[Data excerpts]

** Start **

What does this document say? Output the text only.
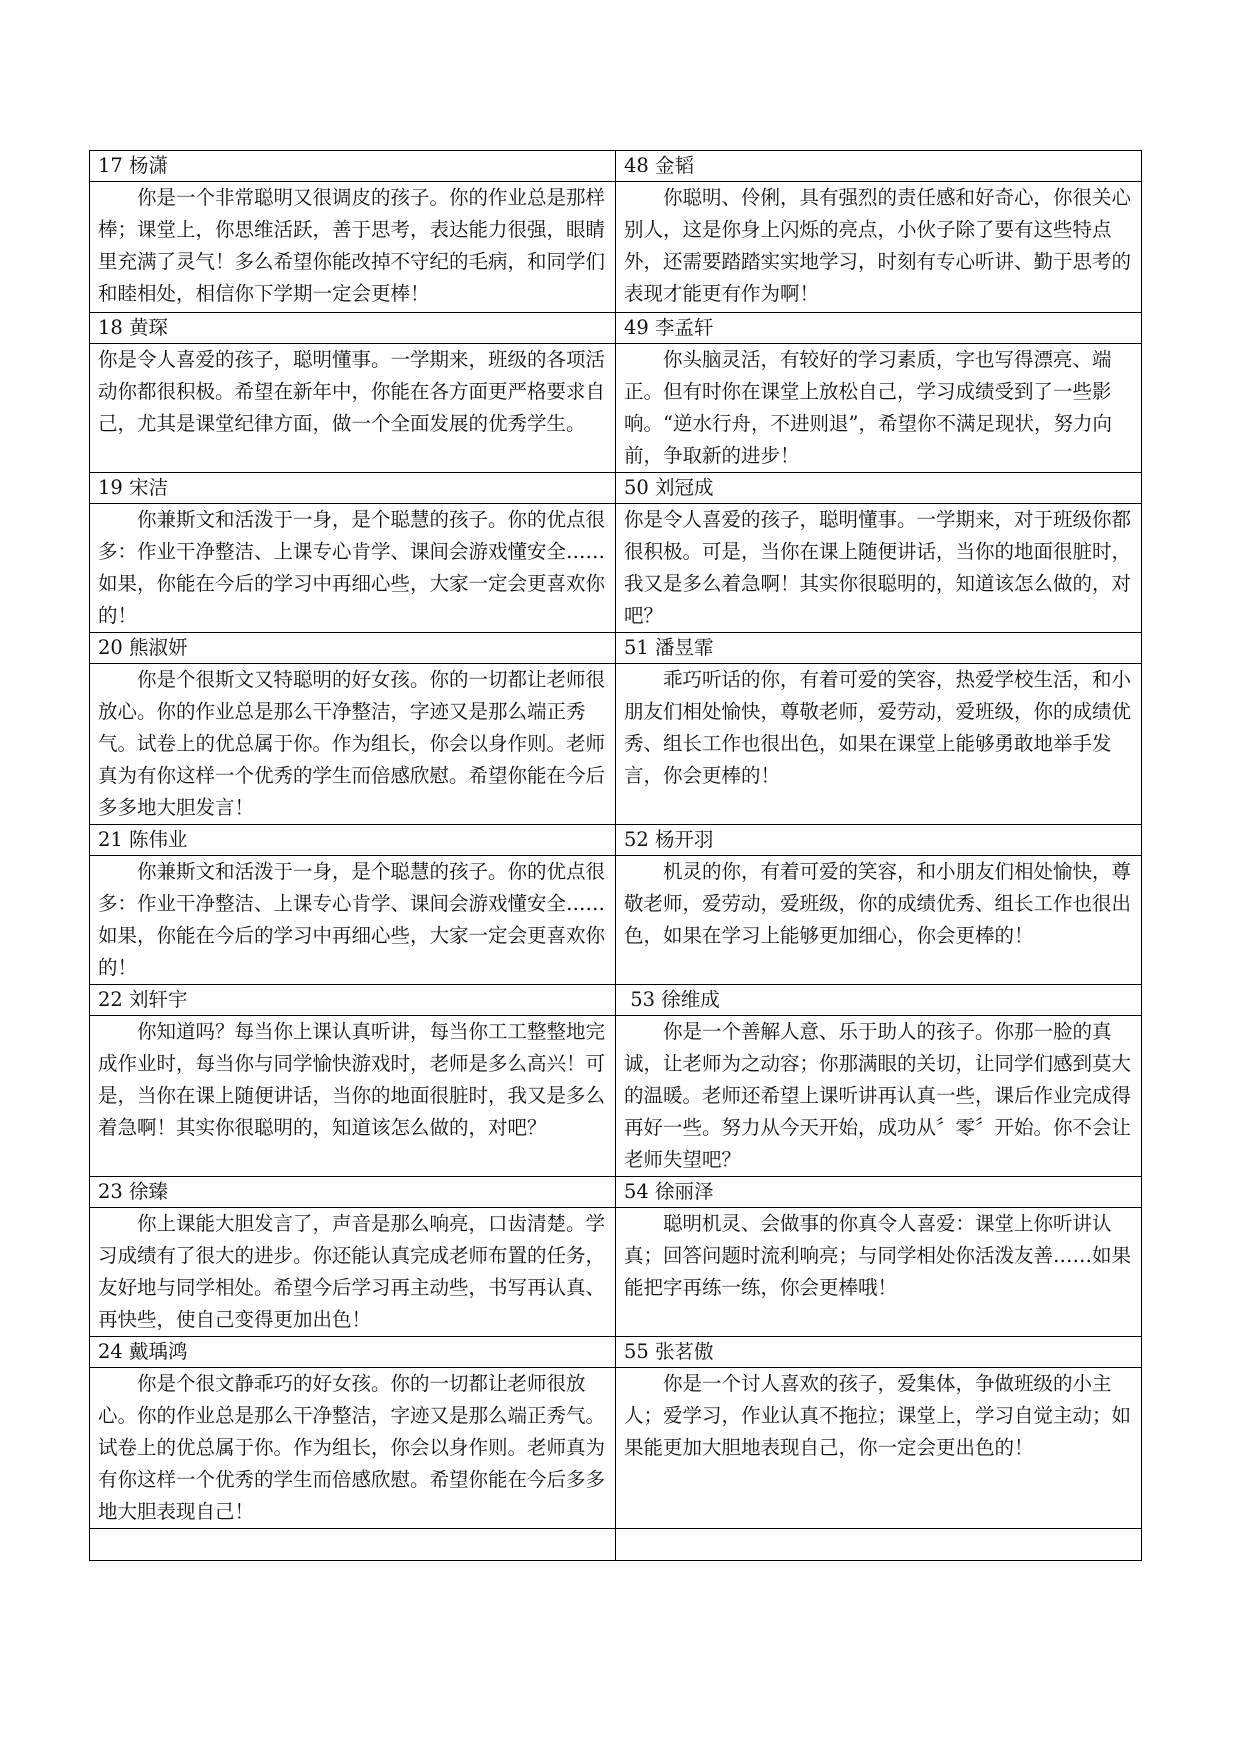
17 杨潇	48 金韬

你是一个非常聪明又很调皮的孩子。你的作业总是那样棒；课堂上，你思维活跃，善于思考，表达能力很强，眼睛里充满了灵气！多么希望你能改掉不守纪的毛病，和同学们和睦相处，相信你下学期一定会更棒！	你聪明、伶俐，具有强烈的责任感和好奇心，你很关心别人，这是你身上闪烁的亮点，小伙子除了要有这些特点外，还需要踏踏实实地学习，时刻有专心听讲、勤于思考的表现才能更有作为啊！

18 黄琛	49 李孟轩

你是令人喜爱的孩子，聪明懂事。一学期来，班级的各项活动你都很积极。希望在新年中，你能在各方面更严格要求自己，尤其是课堂纪律方面，做一个全面发展的优秀学生。	你头脑灵活，有较好的学习素质，字也写得漂亮、端正。但有时你在课堂上放松自己，学习成绩受到了一些影响。“逆水行舟，不进则退”，希望你不满足现状，努力向前，争取新的进步！

19 宋洁	50 刘冠成

你兼斯文和活泼于一身，是个聪慧的孩子。你的优点很多：作业干净整洁、上课专心肯学、课间会游戏懂安全……如果，你能在今后的学习中再细心些，大家一定会更喜欢你的！	你是令人喜爱的孩子，聪明懂事。一学期来，对于班级你都很积极。可是，当你在课上随便讲话，当你的地面很脏时，我又是多么着急啊！其实你很聪明的，知道该怎么做的，对吧？

20 熊淑妍	51 潘昱霏

你是个很斯文又特聪明的好女孩。你的一切都让老师很放心。你的作业总是那么干净整洁，字迹又是那么端正秀气。试卷上的优总属于你。作为组长，你会以身作则。老师真为有你这样一个优秀的学生而倍感欣慰。希望你能在今后多多地大胆发言！	乖巧听话的你，有着可爱的笑容，热爱学校生活，和小朋友们相处愉快，尊敬老师，爱劳动，爱班级，你的成绩优秀、组长工作也很出色，如果在课堂上能够勇敢地举手发言，你会更棒的！

21 陈伟业	52 杨开羽

你兼斯文和活泼于一身，是个聪慧的孩子。你的优点很多：作业干净整洁、上课专心肯学、课间会游戏懂安全……如果，你能在今后的学习中再细心些，大家一定会更喜欢你的！	机灵的你，有着可爱的笑容，和小朋友们相处愉快，尊敬老师，爱劳动，爱班级，你的成绩优秀、组长工作也很出色，如果在学习上能够更加细心，你会更棒的！

22 刘轩宇	53 徐维成

你知道吗？每当你上课认真听讲，每当你工工整整地完成作业时，每当你与同学愉快游戏时，老师是多么高兴！可是，当你在课上随便讲话，当你的地面很脏时，我又是多么着急啊！其实你很聪明的，知道该怎么做的，对吧？	你是一个善解人意、乐于助人的孩子。你那一脸的真诚，让老师为之动容；你那满眼的关切，让同学们感到莫大的温暖。老师还希望上课听讲再认真一些，课后作业完成得再好一些。努力从今天开始，成功从〞零〞开始。你不会让老师失望吧？

23 徐臻	54 徐丽泽

你上课能大胆发言了，声音是那么响亮，口齿清楚。学习成绩有了很大的进步。你还能认真完成老师布置的任务，友好地与同学相处。希望今后学习再主动些，书写再认真、再快些，使自己变得更加出色！	聪明机灵、会做事的你真令人喜爱：课堂上你听讲认真；回答问题时流利响亮；与同学相处你活泼友善……如果能把字再练一练，你会更棒哦！

24 戴瑀鸿	55 张茗傲

你是个很文静乖巧的好女孩。你的一切都让老师很放心。你的作业总是那么干净整洁，字迹又是那么端正秀气。试卷上的优总属于你。作为组长，你会以身作则。老师真为有你这样一个优秀的学生而倍感欣慰。希望你能在今后多多地大胆表现自己！	你是一个讨人喜欢的孩子，爱集体，争做班级的小主人；爱学习，作业认真不拖拉；课堂上，学习自觉主动；如果能更加大胆地表现自己，你一定会更出色的！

** End **

*Aim of the exercise*
All the records need to be repeated exactly, with the images dropped.

*Completed exercise*
What does this document say? Output the text only.
17 杨潇	48 金韬

你是一个非常聪明又很调皮的孩子。你的作业总是那样棒；课堂上，你思维活跃，善于思考，表达能力很强，眼睛里充满了灵气！多么希望你能改掉不守纪的毛病，和同学们和睦相处，相信你下学期一定会更棒！	你聪明、伶俐，具有强烈的责任感和好奇心，你很关心别人，这是你身上闪烁的亮点，小伙子除了要有这些特点外，还需要踏踏实实地学习，时刻有专心听讲、勤于思考的表现才能更有作为啊！

18 黄琛	49 李孟轩

你是令人喜爱的孩子，聪明懂事。一学期来，班级的各项活动你都很积极。希望在新年中，你能在各方面更严格要求自己，尤其是课堂纪律方面，做一个全面发展的优秀学生。	你头脑灵活，有较好的学习素质，字也写得漂亮、端正。但有时你在课堂上放松自己，学习成绩受到了一些影响。“逆水行舟，不进则退”，希望你不满足现状，努力向前，争取新的进步！

19 宋洁	50 刘冠成

你兼斯文和活泼于一身，是个聪慧的孩子。你的优点很多：作业干净整洁、上课专心肯学、课间会游戏懂安全……如果，你能在今后的学习中再细心些，大家一定会更喜欢你的！	你是令人喜爱的孩子，聪明懂事。一学期来，对于班级你都很积极。可是，当你在课上随便讲话，当你的地面很脏时，我又是多么着急啊！其实你很聪明的，知道该怎么做的，对吧？

20 熊淑妍	51 潘昱霏

你是个很斯文又特聪明的好女孩。你的一切都让老师很放心。你的作业总是那么干净整洁，字迹又是那么端正秀气。试卷上的优总属于你。作为组长，你会以身作则。老师真为有你这样一个优秀的学生而倍感欣慰。希望你能在今后多多地大胆发言！	乖巧听话的你，有着可爱的笑容，热爱学校生活，和小朋友们相处愉快，尊敬老师，爱劳动，爱班级，你的成绩优秀、组长工作也很出色，如果在课堂上能够勇敢地举手发言，你会更棒的！

21 陈伟业	52 杨开羽

你兼斯文和活泼于一身，是个聪慧的孩子。你的优点很多：作业干净整洁、上课专心肯学、课间会游戏懂安全……如果，你能在今后的学习中再细心些，大家一定会更喜欢你的！	机灵的你，有着可爱的笑容，和小朋友们相处愉快，尊敬老师，爱劳动，爱班级，你的成绩优秀、组长工作也很出色，如果在学习上能够更加细心，你会更棒的！

22 刘轩宇	53 徐维成

你知道吗？每当你上课认真听讲，每当你工工整整地完成作业时，每当你与同学愉快游戏时，老师是多么高兴！可是，当你在课上随便讲话，当你的地面很脏时，我又是多么着急啊！其实你很聪明的，知道该怎么做的，对吧？	你是一个善解人意、乐于助人的孩子。你那一脸的真诚，让老师为之动容；你那满眼的关切，让同学们感到莫大的温暖。老师还希望上课听讲再认真一些，课后作业完成得再好一些。努力从今天开始，成功从〞零〞开始。你不会让老师失望吧？

23 徐臻	54 徐丽泽

你上课能大胆发言了，声音是那么响亮，口齿清楚。学习成绩有了很大的进步。你还能认真完成老师布置的任务，友好地与同学相处。希望今后学习再主动些，书写再认真、再快些，使自己变得更加出色！	聪明机灵、会做事的你真令人喜爱：课堂上你听讲认真；回答问题时流利响亮；与同学相处你活泼友善……如果能把字再练一练，你会更棒哦！

24 戴瑀鸿	55 张茗傲

你是个很文静乖巧的好女孩。你的一切都让老师很放心。你的作业总是那么干净整洁，字迹又是那么端正秀气。试卷上的优总属于你。作为组长，你会以身作则。老师真为有你这样一个优秀的学生而倍感欣慰。希望你能在今后多多地大胆表现自己！	你是一个讨人喜欢的孩子，爱集体，争做班级的小主人；爱学习，作业认真不拖拉；课堂上，学习自觉主动；如果能更加大胆地表现自己，你一定会更出色的！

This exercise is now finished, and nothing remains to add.